Written exercise ->
Output every record below exactly as it appears.

--- begin ---

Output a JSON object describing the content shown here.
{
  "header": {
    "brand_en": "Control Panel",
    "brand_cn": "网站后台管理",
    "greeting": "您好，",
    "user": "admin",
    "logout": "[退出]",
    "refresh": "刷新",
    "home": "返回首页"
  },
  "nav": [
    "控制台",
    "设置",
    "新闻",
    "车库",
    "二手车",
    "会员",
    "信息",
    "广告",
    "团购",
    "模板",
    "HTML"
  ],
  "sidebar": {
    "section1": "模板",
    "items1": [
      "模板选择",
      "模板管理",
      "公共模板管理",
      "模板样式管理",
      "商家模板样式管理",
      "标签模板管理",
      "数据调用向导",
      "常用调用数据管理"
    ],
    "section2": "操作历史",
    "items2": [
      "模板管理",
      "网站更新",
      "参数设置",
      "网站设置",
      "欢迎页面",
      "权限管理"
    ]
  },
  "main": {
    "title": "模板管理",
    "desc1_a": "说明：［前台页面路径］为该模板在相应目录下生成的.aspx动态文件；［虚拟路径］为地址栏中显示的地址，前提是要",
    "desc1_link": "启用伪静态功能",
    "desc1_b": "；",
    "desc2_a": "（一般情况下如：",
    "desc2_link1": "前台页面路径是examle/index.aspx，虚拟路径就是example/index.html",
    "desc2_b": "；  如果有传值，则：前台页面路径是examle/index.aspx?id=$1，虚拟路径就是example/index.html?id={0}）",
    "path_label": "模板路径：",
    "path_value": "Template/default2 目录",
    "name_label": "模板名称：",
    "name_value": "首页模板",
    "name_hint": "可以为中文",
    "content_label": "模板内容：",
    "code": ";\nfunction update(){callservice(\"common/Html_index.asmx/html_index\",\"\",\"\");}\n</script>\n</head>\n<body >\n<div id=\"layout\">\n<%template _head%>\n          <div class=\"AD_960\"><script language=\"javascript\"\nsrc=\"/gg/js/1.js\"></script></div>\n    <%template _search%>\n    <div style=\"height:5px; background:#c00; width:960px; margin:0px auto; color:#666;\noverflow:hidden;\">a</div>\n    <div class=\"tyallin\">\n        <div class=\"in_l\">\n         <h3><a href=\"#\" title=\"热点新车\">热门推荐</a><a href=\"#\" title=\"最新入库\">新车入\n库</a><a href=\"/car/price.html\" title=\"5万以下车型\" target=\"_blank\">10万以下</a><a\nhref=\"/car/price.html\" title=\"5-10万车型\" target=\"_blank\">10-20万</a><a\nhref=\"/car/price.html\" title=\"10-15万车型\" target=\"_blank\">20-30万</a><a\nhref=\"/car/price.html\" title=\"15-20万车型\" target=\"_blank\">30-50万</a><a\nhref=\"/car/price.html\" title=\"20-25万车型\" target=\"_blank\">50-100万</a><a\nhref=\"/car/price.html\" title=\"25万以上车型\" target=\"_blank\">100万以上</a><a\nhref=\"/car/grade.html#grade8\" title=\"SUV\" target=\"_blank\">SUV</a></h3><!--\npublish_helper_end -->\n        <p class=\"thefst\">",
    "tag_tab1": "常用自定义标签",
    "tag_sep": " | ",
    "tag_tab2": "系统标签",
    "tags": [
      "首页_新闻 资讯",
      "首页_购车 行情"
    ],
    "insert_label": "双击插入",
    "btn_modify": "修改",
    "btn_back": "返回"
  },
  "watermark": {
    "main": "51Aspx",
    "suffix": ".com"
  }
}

--- end ---

Solution to this problem ->
Output a JSON object describing the content shown here.
{
  "header": {
    "brand_en": "Control Panel",
    "brand_cn": "网站后台管理",
    "greeting": "您好，",
    "user": "admin",
    "logout": "[退出]",
    "refresh": "刷新",
    "home": "返回首页"
  },
  "nav": [
    "控制台",
    "设置",
    "新闻",
    "车库",
    "二手车",
    "会员",
    "信息",
    "广告",
    "团购",
    "模板",
    "HTML"
  ],
  "sidebar": {
    "section1": "模板",
    "items1": [
      "模板选择",
      "模板管理",
      "公共模板管理",
      "模板样式管理",
      "商家模板样式管理",
      "标签模板管理",
      "数据调用向导",
      "常用调用数据管理"
    ],
    "section2": "操作历史",
    "items2": [
      "模板管理",
      "网站更新",
      "参数设置",
      "网站设置",
      "欢迎页面",
      "权限管理"
    ]
  },
  "main": {
    "title": "模板管理",
    "desc1_a": "说明：［前台页面路径］为该模板在相应目录下生成的.aspx动态文件；［虚拟路径］为地址栏中显示的地址，前提是要",
    "desc1_link": "启用伪静态功能",
    "desc1_b": "；",
    "desc2_a": "（一般情况下如：",
    "desc2_link1": "前台页面路径是examle/index.aspx，虚拟路径就是example/index.html",
    "desc2_b": "；  如果有传值，则：前台页面路径是examle/index.aspx?id=$1，虚拟路径就是example/index.html?id={0}）",
    "path_label": "模板路径：",
    "path_value": "Template/default2 目录",
    "name_label": "模板名称：",
    "name_value": "首页模板",
    "name_hint": "可以为中文",
    "content_label": "模板内容：",
    "code": ";\nfunction update(){callservice(\"common/Html_index.asmx/html_index\",\"\",\"\");}\n</script>\n</head>\n<body >\n<div id=\"layout\">\n<%template _head%>\n          <div class=\"AD_960\"><script language=\"javascript\"\nsrc=\"/gg/js/1.js\"></script></div>\n    <%template _search%>\n    <div style=\"height:5px; background:#c00; width:960px; margin:0px auto; color:#666;\noverflow:hidden;\">a</div>\n    <div class=\"tyallin\">\n        <div class=\"in_l\">\n         <h3><a href=\"#\" title=\"热点新车\">热门推荐</a><a href=\"#\" title=\"最新入库\">新车入\n库</a><a href=\"/car/price.html\" title=\"5万以下车型\" target=\"_blank\">10万以下</a><a\nhref=\"/car/price.html\" title=\"5-10万车型\" target=\"_blank\">10-20万</a><a\nhref=\"/car/price.html\" title=\"10-15万车型\" target=\"_blank\">20-30万</a><a\nhref=\"/car/price.html\" title=\"15-20万车型\" target=\"_blank\">30-50万</a><a\nhref=\"/car/price.html\" title=\"20-25万车型\" target=\"_blank\">50-100万</a><a\nhref=\"/car/price.html\" title=\"25万以上车型\" target=\"_blank\">100万以上</a><a\nhref=\"/car/grade.html#grade8\" title=\"SUV\" target=\"_blank\">SUV</a></h3><!--\npublish_helper_end -->\n        <p class=\"thefst\">",
    "tag_tab1": "常用自定义标签",
    "tag_sep": " | ",
    "tag_tab2": "系统标签",
    "tags": [
      "首页_新闻 资讯",
      "首页_购车 行情"
    ],
    "insert_label": "双击插入",
    "btn_modify": "修改",
    "btn_back": "返回"
  },
  "watermark": {
    "main": "51Aspx",
    "suffix": ".com"
  }
}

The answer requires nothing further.